## Written exercise
Exclude the pictures, then quote exactly the lines from the one holding "Parse this screenshot: output" through the last line of the records.

■ ■ ■ ■ ■

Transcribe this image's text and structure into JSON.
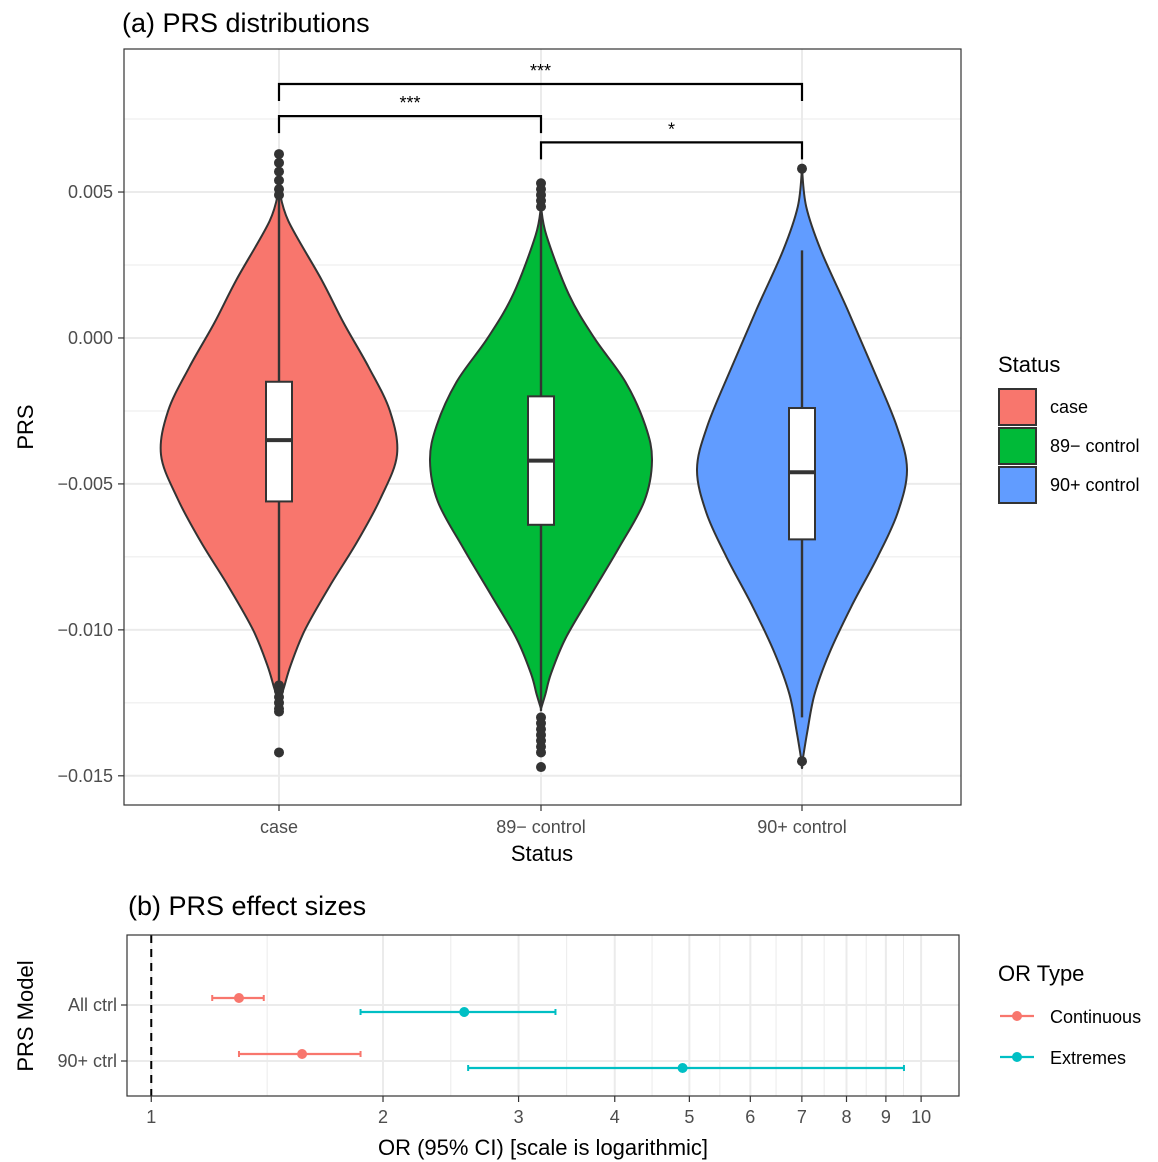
{
  "colors": {
    "case": "#F8766D",
    "ctrl89": "#00BA38",
    "ctrl90": "#619CFF",
    "continuous": "#F8766D",
    "extremes": "#00BFC4",
    "outline": "#333333",
    "grid": "#EBEBEB"
  },
  "chart_data": [
    {
      "type": "violin",
      "title": "(a) PRS distributions",
      "xlabel": "Status",
      "ylabel": "PRS",
      "ylim": [
        -0.016,
        0.0099
      ],
      "y_ticks": [
        0.005,
        0.0,
        -0.005,
        -0.01,
        -0.015
      ],
      "y_tick_labels": [
        "0.005",
        "0.000",
        "−0.005",
        "−0.010",
        "−0.015"
      ],
      "categories": [
        "case",
        "89− control",
        "90+ control"
      ],
      "legend": {
        "title": "Status",
        "position": "right",
        "entries": [
          "case",
          "89− control",
          "90+ control"
        ]
      },
      "series": [
        {
          "category": "case",
          "color_key": "case",
          "box": {
            "q1": -0.0056,
            "median": -0.0035,
            "q3": -0.0015,
            "whisker_low": -0.012,
            "whisker_high": 0.0049
          },
          "violin_min": -0.0125,
          "violin_max": 0.0051,
          "outliers": [
            0.0063,
            0.006,
            0.0057,
            0.0054,
            0.0051,
            0.0049,
            -0.0119,
            -0.0121,
            -0.0123,
            -0.0125,
            -0.0127,
            -0.0128,
            -0.0142
          ]
        },
        {
          "category": "89− control",
          "color_key": "ctrl89",
          "box": {
            "q1": -0.0064,
            "median": -0.0042,
            "q3": -0.002,
            "whisker_low": -0.0127,
            "whisker_high": 0.0045
          },
          "violin_min": -0.0127,
          "violin_max": 0.0045,
          "outliers": [
            0.0053,
            0.0051,
            0.0049,
            0.0047,
            0.0045,
            -0.013,
            -0.0132,
            -0.0134,
            -0.0136,
            -0.0138,
            -0.014,
            -0.0142,
            -0.0147
          ]
        },
        {
          "category": "90+ control",
          "color_key": "ctrl90",
          "box": {
            "q1": -0.0069,
            "median": -0.0046,
            "q3": -0.0024,
            "whisker_low": -0.013,
            "whisker_high": 0.003
          },
          "violin_min": -0.0146,
          "violin_max": 0.0058,
          "outliers": [
            0.0058,
            -0.0145
          ]
        }
      ],
      "significance": [
        {
          "from": "case",
          "to": "90+ control",
          "label": "***",
          "level": 0.0087
        },
        {
          "from": "case",
          "to": "89− control",
          "label": "***",
          "level": 0.0076
        },
        {
          "from": "89− control",
          "to": "90+ control",
          "label": "*",
          "level": 0.0067
        }
      ]
    },
    {
      "type": "forest",
      "title": "(b) PRS effect sizes",
      "xlabel": "OR (95% CI) [scale is logarithmic]",
      "ylabel": "PRS Model",
      "x_scale": "log",
      "xlim": [
        0.93,
        11.2
      ],
      "x_ticks": [
        1,
        2,
        3,
        4,
        5,
        6,
        7,
        8,
        9,
        10
      ],
      "x_tick_labels": [
        "1",
        "2",
        "3",
        "4",
        "5",
        "6",
        "7",
        "8",
        "9",
        "10"
      ],
      "reference_line": 1,
      "categories": [
        "All ctrl",
        "90+ ctrl"
      ],
      "legend": {
        "title": "OR Type",
        "position": "right",
        "entries": [
          "Continuous",
          "Extremes"
        ]
      },
      "series": [
        {
          "name": "Continuous",
          "color_key": "continuous",
          "points": [
            {
              "model": "All ctrl",
              "or": 1.3,
              "lo": 1.2,
              "hi": 1.4
            },
            {
              "model": "90+ ctrl",
              "or": 1.57,
              "lo": 1.3,
              "hi": 1.87
            }
          ]
        },
        {
          "name": "Extremes",
          "color_key": "extremes",
          "points": [
            {
              "model": "All ctrl",
              "or": 2.55,
              "lo": 1.87,
              "hi": 3.35
            },
            {
              "model": "90+ ctrl",
              "or": 4.9,
              "lo": 2.58,
              "hi": 9.5
            }
          ]
        }
      ]
    }
  ]
}
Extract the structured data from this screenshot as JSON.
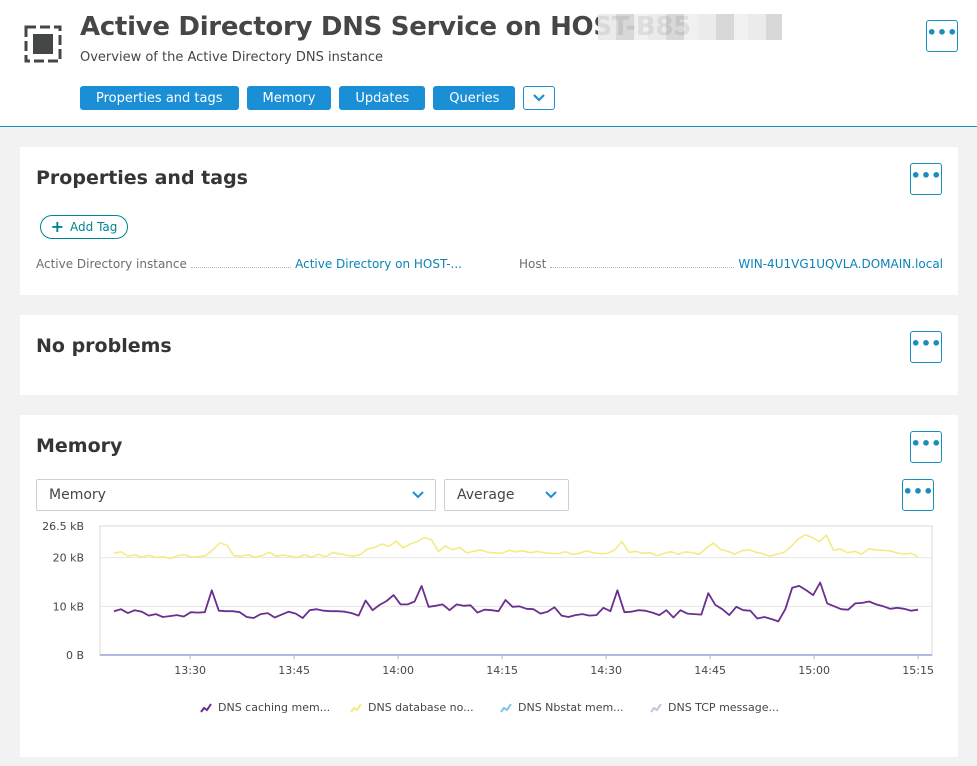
{
  "header": {
    "title": "Active Directory DNS Service on HOST-B85",
    "subtitle": "Overview of the Active Directory DNS instance",
    "nav_buttons": [
      "Properties and tags",
      "Memory",
      "Updates",
      "Queries"
    ],
    "more_icon": "chevron-down-icon",
    "menu_icon": "more-dots-icon"
  },
  "properties_card": {
    "title": "Properties and tags",
    "add_tag_label": "Add Tag",
    "props": [
      {
        "label": "Active Directory instance",
        "value": "Active Directory on HOST-..."
      },
      {
        "label": "Host",
        "value": "WIN-4U1VG1UQVLA.DOMAIN.local"
      }
    ]
  },
  "problems_card": {
    "title": "No problems"
  },
  "memory_card": {
    "title": "Memory",
    "metric_select": "Memory",
    "aggregation_select": "Average"
  },
  "colors": {
    "accent": "#1a8fd5",
    "link": "#0b84b5",
    "purple": "#6a2f8f",
    "yellow": "#f5eb83",
    "blue": "#7fc4e8",
    "lavender": "#c7c1dc"
  },
  "chart_data": {
    "type": "line",
    "y_ticks": [
      "26.5 kB",
      "20 kB",
      "10 kB",
      "0 B"
    ],
    "ylim": [
      0,
      26.5
    ],
    "y_tick_values": [
      26.5,
      20,
      10,
      0
    ],
    "x_ticks": [
      "13:30",
      "13:45",
      "14:00",
      "14:15",
      "14:30",
      "14:45",
      "15:00",
      "15:15"
    ],
    "x_tick_minutes": [
      30,
      45,
      60,
      75,
      90,
      105,
      120,
      135
    ],
    "xlim_minutes": [
      17,
      137
    ],
    "series": [
      {
        "name": "DNS caching mem...",
        "color": "#6a2f8f",
        "values": [
          9.0,
          9.4,
          8.6,
          9.2,
          8.9,
          8.1,
          8.4,
          7.8,
          8.0,
          8.2,
          7.9,
          8.8,
          8.7,
          8.8,
          13.3,
          9.1,
          9.0,
          9.0,
          8.8,
          7.8,
          7.6,
          8.4,
          8.6,
          7.7,
          8.3,
          8.9,
          8.5,
          7.6,
          9.2,
          9.4,
          9.1,
          9.0,
          9.0,
          8.9,
          8.6,
          8.1,
          11.2,
          9.2,
          10.3,
          11.1,
          12.3,
          10.4,
          10.4,
          11.0,
          14.2,
          9.9,
          10.1,
          10.4,
          9.2,
          10.4,
          10.1,
          10.2,
          8.7,
          9.3,
          9.2,
          9.0,
          11.3,
          9.9,
          10.0,
          9.5,
          9.4,
          8.5,
          8.9,
          9.8,
          8.1,
          7.8,
          8.2,
          8.4,
          8.1,
          8.2,
          9.7,
          9.0,
          13.3,
          8.8,
          8.9,
          9.2,
          9.1,
          8.7,
          8.2,
          9.2,
          7.7,
          9.2,
          8.5,
          8.4,
          8.3,
          12.7,
          10.3,
          9.4,
          8.2,
          9.9,
          9.2,
          9.1,
          7.5,
          7.8,
          7.4,
          6.9,
          9.4,
          13.8,
          14.2,
          13.3,
          12.3,
          14.9,
          10.6,
          10.0,
          9.4,
          9.3,
          10.6,
          10.7,
          11.0,
          10.4,
          10.0,
          9.5,
          9.7,
          9.5,
          9.1,
          9.3
        ]
      },
      {
        "name": "DNS database no...",
        "color": "#f5eb83",
        "values": [
          20.9,
          21.2,
          20.3,
          20.6,
          20.1,
          20.5,
          20.0,
          20.2,
          19.8,
          20.4,
          20.6,
          20.1,
          20.2,
          20.4,
          21.5,
          23.0,
          22.6,
          20.4,
          20.3,
          20.6,
          20.1,
          20.4,
          21.1,
          20.3,
          20.5,
          20.3,
          20.0,
          20.6,
          20.1,
          20.7,
          20.2,
          21.0,
          20.8,
          20.5,
          20.3,
          20.7,
          21.8,
          22.1,
          22.8,
          22.3,
          23.4,
          22.0,
          22.8,
          23.3,
          24.1,
          23.7,
          21.3,
          22.4,
          21.6,
          22.1,
          21.0,
          21.3,
          21.6,
          21.1,
          21.0,
          20.9,
          21.5,
          21.2,
          21.4,
          21.0,
          21.3,
          21.0,
          20.9,
          20.8,
          21.2,
          20.7,
          20.9,
          21.4,
          21.0,
          20.8,
          20.9,
          21.6,
          23.3,
          21.1,
          21.3,
          20.9,
          21.0,
          20.4,
          20.9,
          21.2,
          20.7,
          21.2,
          21.0,
          20.7,
          22.0,
          23.0,
          21.7,
          21.3,
          20.7,
          21.4,
          21.6,
          21.1,
          20.8,
          20.3,
          20.7,
          21.1,
          22.3,
          23.8,
          24.7,
          24.1,
          23.3,
          24.6,
          21.5,
          21.8,
          21.0,
          21.3,
          20.7,
          21.8,
          21.6,
          21.5,
          21.4,
          21.0,
          20.7,
          20.9,
          20.2
        ]
      },
      {
        "name": "DNS Nbstat mem...",
        "color": "#7fc4e8",
        "values": [
          0.2,
          0.2,
          0.2,
          0.2,
          0.2,
          0.2
        ]
      },
      {
        "name": "DNS TCP message...",
        "color": "#c7c1dc",
        "values": [
          0.1,
          0.1,
          0.1,
          0.1,
          0.1,
          0.1
        ]
      }
    ]
  }
}
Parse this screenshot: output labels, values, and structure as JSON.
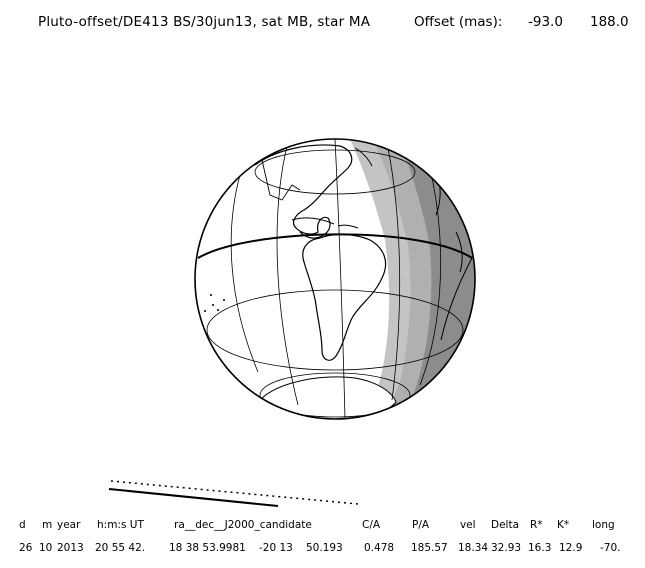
{
  "header": {
    "title": "Pluto-offset/DE413 BS/30jun13, sat MB, star MA",
    "offset_label": "Offset (mas):",
    "offset_x": "-93.0",
    "offset_y": "188.0"
  },
  "colors": {
    "night": "#8c8c8c",
    "twilight": "#c4c4c4",
    "day": "#ffffff",
    "lines": "#000000"
  },
  "table": {
    "headers": [
      "d",
      "m",
      "year",
      "h:m:s UT",
      "ra__dec__J2000_candidate",
      "C/A",
      "P/A",
      "vel",
      "Delta",
      "R*",
      "K*",
      "long"
    ],
    "values": [
      "26",
      "10",
      "2013",
      "20 55 42.",
      "18 38 53.9981",
      "-20 13",
      "50.193",
      "0.478",
      "185.57",
      "18.34",
      "32.93",
      "16.3",
      "12.9",
      "-70."
    ]
  }
}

■ ■ ■ ■ ■

## Answer below
Parse this screenshot: output labels, values, and structure as JSON.
{
  "header": {
    "title": "Pluto-offset/DE413 BS/30jun13, sat MB, star MA",
    "offset_label": "Offset (mas):",
    "offset_x": "-93.0",
    "offset_y": "188.0"
  },
  "colors": {
    "night": "#8c8c8c",
    "twilight": "#c4c4c4",
    "day": "#ffffff",
    "lines": "#000000"
  },
  "table": {
    "headers": [
      "d",
      "m",
      "year",
      "h:m:s UT",
      "ra__dec__J2000_candidate",
      "C/A",
      "P/A",
      "vel",
      "Delta",
      "R*",
      "K*",
      "long"
    ],
    "values": [
      "26",
      "10",
      "2013",
      "20 55 42.",
      "18 38 53.9981",
      "-20 13",
      "50.193",
      "0.478",
      "185.57",
      "18.34",
      "32.93",
      "16.3",
      "12.9",
      "-70."
    ]
  }
}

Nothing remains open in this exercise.